Dataset excerpt
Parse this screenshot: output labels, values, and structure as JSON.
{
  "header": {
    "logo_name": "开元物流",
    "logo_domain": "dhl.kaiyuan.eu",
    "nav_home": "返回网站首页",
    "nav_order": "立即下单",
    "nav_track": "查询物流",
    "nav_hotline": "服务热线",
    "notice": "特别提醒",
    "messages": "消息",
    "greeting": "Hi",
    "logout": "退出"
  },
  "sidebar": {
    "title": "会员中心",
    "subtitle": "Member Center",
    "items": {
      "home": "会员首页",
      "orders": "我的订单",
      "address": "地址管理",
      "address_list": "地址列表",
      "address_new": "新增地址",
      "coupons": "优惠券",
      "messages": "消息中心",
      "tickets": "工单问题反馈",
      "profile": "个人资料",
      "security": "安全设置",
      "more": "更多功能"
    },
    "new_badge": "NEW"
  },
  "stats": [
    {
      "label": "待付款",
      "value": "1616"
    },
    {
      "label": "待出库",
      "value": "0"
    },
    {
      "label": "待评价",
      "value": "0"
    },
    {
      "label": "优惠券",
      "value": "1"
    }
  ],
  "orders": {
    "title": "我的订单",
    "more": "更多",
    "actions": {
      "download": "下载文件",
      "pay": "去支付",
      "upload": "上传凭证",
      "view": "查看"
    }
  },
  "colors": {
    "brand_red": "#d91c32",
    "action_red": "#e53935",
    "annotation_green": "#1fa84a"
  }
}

Short task
Extract all of the data shown above and repeat it verbatim.

Response to this task
Parse this screenshot: output labels, values, and structure as JSON.
{
  "header": {
    "logo_name": "开元物流",
    "logo_domain": "dhl.kaiyuan.eu",
    "nav_home": "返回网站首页",
    "nav_order": "立即下单",
    "nav_track": "查询物流",
    "nav_hotline": "服务热线",
    "notice": "特别提醒",
    "messages": "消息",
    "greeting": "Hi",
    "logout": "退出"
  },
  "sidebar": {
    "title": "会员中心",
    "subtitle": "Member Center",
    "items": {
      "home": "会员首页",
      "orders": "我的订单",
      "address": "地址管理",
      "address_list": "地址列表",
      "address_new": "新增地址",
      "coupons": "优惠券",
      "messages": "消息中心",
      "tickets": "工单问题反馈",
      "profile": "个人资料",
      "security": "安全设置",
      "more": "更多功能"
    },
    "new_badge": "NEW"
  },
  "stats": [
    {
      "label": "待付款",
      "value": "1616"
    },
    {
      "label": "待出库",
      "value": "0"
    },
    {
      "label": "待评价",
      "value": "0"
    },
    {
      "label": "优惠券",
      "value": "1"
    }
  ],
  "orders": {
    "title": "我的订单",
    "more": "更多",
    "actions": {
      "download": "下载文件",
      "pay": "去支付",
      "upload": "上传凭证",
      "view": "查看"
    }
  },
  "colors": {
    "brand_red": "#d91c32",
    "action_red": "#e53935",
    "annotation_green": "#1fa84a"
  }
}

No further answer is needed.